═════ Exercise data

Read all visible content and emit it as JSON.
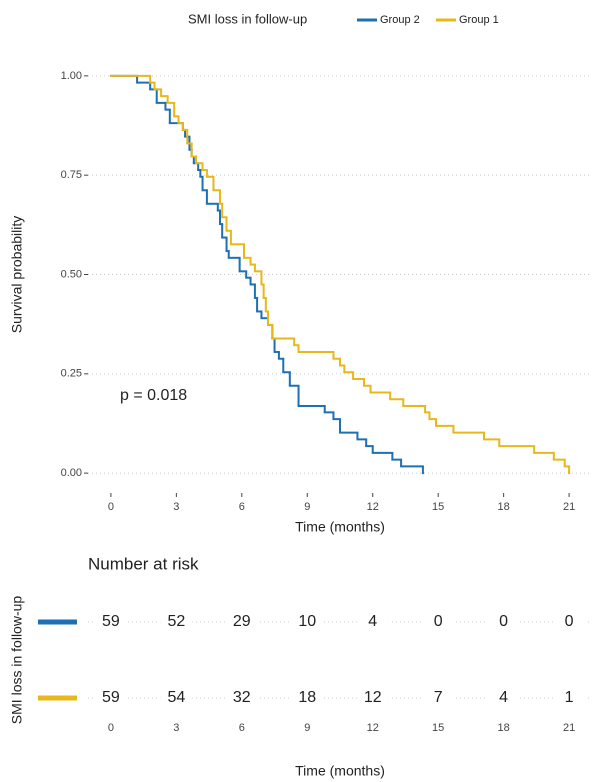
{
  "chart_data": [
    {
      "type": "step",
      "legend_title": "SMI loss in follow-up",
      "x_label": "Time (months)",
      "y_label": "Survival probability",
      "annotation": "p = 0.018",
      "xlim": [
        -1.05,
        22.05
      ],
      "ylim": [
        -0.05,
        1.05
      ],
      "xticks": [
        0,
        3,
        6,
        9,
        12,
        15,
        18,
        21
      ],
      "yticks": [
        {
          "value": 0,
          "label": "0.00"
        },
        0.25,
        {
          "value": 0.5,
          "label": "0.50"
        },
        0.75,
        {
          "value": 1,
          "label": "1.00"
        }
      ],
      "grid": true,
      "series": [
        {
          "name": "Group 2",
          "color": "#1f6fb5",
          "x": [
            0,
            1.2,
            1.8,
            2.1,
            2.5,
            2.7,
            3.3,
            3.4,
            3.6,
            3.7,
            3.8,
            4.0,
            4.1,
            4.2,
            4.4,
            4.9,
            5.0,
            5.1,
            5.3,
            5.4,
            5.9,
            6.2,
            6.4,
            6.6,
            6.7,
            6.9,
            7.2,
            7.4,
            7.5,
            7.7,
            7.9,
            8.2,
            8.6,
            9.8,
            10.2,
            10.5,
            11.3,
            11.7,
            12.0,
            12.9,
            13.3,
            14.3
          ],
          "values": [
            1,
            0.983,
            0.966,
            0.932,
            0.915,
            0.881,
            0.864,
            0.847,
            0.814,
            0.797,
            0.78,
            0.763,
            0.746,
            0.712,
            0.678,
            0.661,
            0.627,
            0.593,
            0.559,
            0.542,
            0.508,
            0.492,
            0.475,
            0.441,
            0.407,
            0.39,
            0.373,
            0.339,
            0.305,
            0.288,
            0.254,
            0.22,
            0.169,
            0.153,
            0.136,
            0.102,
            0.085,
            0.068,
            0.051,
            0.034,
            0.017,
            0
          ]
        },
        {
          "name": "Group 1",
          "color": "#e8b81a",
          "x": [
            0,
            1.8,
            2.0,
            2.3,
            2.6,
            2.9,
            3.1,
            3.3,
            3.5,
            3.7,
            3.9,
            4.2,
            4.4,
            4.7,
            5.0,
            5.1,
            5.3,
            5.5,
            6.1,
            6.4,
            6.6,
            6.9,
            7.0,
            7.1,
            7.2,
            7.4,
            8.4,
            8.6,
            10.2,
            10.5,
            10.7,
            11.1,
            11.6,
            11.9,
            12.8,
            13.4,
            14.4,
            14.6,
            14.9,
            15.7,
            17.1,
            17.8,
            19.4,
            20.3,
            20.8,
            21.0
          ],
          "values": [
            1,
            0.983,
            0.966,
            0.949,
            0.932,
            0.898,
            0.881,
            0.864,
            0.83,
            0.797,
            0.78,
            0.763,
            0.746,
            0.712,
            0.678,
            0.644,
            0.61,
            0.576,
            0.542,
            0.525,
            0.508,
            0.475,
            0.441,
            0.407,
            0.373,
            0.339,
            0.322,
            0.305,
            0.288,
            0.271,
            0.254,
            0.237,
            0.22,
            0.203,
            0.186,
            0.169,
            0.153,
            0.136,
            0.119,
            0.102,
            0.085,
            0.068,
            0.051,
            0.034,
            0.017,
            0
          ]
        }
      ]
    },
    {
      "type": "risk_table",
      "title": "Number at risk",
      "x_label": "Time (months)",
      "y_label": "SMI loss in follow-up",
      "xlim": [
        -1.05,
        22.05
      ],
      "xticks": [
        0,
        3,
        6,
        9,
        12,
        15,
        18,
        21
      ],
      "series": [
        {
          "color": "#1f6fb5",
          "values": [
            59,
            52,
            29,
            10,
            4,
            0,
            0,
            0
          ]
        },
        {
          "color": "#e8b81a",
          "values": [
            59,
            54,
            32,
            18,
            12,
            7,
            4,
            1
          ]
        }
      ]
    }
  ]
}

══════════
═════ Exercise data

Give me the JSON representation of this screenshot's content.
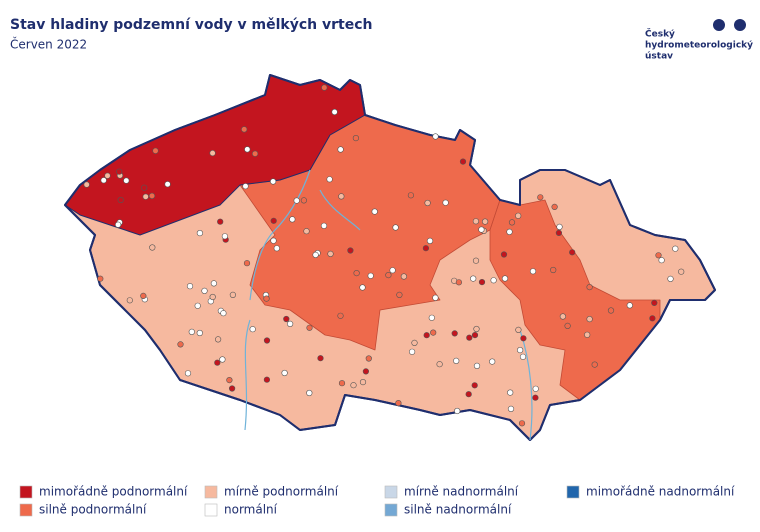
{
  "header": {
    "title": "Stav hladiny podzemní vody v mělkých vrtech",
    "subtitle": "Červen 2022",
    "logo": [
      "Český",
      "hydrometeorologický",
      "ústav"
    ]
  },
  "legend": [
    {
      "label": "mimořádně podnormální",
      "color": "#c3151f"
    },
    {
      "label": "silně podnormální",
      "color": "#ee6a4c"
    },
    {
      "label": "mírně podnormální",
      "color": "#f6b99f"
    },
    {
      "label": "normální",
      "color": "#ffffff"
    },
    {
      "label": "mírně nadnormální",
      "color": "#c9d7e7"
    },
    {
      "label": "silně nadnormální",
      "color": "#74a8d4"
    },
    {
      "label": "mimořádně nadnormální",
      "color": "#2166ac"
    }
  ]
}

══════════
═════ Exercise data

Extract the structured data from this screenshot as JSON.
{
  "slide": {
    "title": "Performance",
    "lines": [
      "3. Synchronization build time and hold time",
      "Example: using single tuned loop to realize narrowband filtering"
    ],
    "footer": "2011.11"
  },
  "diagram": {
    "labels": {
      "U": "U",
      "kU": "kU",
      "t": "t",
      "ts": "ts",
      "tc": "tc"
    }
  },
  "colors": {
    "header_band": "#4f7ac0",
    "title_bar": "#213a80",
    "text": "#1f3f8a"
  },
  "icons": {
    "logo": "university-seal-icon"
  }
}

══════════

Your instructions. Show the lines of the data that hold the word "this".

Expected output.
Give me the JSON representation of this screenshot's content.
Extract the structured data from this screenshot as JSON.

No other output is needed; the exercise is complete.